[Items from a figure collection]
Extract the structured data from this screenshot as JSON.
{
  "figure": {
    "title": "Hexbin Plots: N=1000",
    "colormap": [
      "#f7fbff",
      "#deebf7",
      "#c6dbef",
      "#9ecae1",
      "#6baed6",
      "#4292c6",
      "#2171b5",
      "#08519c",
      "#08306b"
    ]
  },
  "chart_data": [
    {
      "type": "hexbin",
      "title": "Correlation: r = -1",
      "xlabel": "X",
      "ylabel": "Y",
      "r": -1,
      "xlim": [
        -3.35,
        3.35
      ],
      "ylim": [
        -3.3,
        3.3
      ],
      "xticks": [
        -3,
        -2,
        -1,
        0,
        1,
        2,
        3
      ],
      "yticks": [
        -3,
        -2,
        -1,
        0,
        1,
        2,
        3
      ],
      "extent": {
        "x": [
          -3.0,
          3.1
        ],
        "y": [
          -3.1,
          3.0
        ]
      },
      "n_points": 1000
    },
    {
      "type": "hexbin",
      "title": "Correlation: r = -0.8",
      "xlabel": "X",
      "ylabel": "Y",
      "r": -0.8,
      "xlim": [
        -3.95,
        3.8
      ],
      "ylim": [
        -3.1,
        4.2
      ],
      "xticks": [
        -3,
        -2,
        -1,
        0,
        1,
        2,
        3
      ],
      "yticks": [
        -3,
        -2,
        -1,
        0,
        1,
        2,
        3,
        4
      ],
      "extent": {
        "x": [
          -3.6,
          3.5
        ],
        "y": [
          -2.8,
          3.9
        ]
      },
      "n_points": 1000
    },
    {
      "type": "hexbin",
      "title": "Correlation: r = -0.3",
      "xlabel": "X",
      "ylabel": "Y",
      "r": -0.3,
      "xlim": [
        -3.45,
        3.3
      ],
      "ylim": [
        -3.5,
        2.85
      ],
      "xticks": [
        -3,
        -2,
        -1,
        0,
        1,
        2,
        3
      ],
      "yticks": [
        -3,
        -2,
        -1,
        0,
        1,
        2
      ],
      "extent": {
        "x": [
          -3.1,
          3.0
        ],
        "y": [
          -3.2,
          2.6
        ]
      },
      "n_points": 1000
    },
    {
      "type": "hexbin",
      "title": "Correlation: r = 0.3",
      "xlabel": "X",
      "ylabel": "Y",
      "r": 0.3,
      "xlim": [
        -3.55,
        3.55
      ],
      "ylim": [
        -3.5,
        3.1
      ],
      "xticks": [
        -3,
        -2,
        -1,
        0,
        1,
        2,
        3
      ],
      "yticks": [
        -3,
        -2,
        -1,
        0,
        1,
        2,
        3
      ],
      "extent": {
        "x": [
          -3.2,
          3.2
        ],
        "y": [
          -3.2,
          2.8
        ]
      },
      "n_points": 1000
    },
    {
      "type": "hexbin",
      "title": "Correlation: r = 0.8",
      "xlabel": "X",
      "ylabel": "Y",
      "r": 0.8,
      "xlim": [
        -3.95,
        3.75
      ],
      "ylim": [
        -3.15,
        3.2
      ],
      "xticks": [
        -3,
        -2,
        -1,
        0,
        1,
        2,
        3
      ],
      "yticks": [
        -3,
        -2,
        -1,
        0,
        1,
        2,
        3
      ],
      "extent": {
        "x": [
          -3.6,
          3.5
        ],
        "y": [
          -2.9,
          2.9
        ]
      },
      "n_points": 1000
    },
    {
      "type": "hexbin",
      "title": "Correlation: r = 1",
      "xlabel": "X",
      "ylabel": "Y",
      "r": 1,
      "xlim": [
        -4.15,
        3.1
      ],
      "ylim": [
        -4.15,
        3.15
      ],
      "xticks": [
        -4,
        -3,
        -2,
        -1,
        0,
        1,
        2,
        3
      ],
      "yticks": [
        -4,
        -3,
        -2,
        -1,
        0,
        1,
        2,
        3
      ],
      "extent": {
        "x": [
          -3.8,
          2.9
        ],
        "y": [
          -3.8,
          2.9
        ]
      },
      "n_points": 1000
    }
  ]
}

Directions for this task:
Scan the lines for the string "title". Pick out every line that has it.

Worked answer:
    "title": "Hexbin Plots: N=1000",
      "title": "Correlation: r = -1",
      "title": "Correlation: r = -0.8",
      "title": "Correlation: r = -0.3",
      "title": "Correlation: r = 0.3",
      "title": "Correlation: r = 0.8",
      "title": "Correlation: r = 1",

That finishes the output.